Dataset entries
::::::::
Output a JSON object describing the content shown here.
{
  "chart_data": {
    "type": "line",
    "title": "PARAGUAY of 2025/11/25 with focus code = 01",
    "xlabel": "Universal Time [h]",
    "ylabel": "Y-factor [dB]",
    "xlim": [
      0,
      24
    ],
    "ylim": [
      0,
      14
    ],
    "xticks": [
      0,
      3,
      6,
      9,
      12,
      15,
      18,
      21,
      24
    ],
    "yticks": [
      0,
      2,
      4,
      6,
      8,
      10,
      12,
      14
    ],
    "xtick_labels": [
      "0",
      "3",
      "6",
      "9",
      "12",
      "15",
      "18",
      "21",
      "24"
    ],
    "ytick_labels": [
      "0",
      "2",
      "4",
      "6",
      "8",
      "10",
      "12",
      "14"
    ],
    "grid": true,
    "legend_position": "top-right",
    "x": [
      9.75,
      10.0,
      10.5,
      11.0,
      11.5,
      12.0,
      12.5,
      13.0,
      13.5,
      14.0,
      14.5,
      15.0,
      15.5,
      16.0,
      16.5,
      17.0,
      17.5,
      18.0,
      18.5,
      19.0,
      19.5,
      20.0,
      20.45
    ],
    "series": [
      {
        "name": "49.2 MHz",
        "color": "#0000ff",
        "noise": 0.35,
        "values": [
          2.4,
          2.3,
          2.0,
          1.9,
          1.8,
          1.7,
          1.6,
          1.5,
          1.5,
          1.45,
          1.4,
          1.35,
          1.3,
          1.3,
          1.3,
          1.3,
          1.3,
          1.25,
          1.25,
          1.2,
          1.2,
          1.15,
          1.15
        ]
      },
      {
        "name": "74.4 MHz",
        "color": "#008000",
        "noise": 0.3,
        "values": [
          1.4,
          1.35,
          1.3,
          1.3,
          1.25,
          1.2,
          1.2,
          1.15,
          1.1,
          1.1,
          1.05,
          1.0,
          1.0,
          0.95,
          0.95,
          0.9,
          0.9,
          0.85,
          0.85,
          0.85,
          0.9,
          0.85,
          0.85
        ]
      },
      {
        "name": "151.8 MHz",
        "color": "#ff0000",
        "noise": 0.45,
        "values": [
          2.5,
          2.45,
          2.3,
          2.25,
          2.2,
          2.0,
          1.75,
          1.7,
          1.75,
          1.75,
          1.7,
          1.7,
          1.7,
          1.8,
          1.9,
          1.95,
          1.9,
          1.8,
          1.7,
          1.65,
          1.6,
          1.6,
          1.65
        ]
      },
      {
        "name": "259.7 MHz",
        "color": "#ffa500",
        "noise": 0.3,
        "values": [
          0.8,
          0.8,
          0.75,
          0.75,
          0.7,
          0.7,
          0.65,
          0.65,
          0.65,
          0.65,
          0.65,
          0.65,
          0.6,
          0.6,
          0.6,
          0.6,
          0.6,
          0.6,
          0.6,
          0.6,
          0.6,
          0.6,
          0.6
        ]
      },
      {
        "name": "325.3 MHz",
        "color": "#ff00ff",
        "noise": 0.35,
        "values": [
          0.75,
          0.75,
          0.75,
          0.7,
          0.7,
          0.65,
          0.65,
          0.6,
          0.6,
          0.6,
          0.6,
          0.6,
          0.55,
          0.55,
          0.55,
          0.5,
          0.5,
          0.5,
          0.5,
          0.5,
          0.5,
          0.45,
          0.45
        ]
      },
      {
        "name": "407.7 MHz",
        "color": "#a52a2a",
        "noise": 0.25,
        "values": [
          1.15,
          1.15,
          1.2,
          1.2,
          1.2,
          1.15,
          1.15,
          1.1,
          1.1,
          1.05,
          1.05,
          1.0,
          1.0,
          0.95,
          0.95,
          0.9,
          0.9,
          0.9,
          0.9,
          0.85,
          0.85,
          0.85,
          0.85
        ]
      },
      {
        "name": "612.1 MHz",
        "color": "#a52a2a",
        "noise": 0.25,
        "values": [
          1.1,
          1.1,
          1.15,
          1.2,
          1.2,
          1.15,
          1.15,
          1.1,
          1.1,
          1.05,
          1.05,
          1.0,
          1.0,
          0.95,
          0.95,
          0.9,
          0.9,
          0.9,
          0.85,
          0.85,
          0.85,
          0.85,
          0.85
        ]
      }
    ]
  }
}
::::::::
*Instructions to follow:*
Collect every line with the string "color" from the records, and copy each.

*Result of this task:*
        "color": "#0000ff",
        "color": "#008000",
        "color": "#ff0000",
        "color": "#ffa500",
        "color": "#ff00ff",
        "color": "#a52a2a",
        "color": "#a52a2a",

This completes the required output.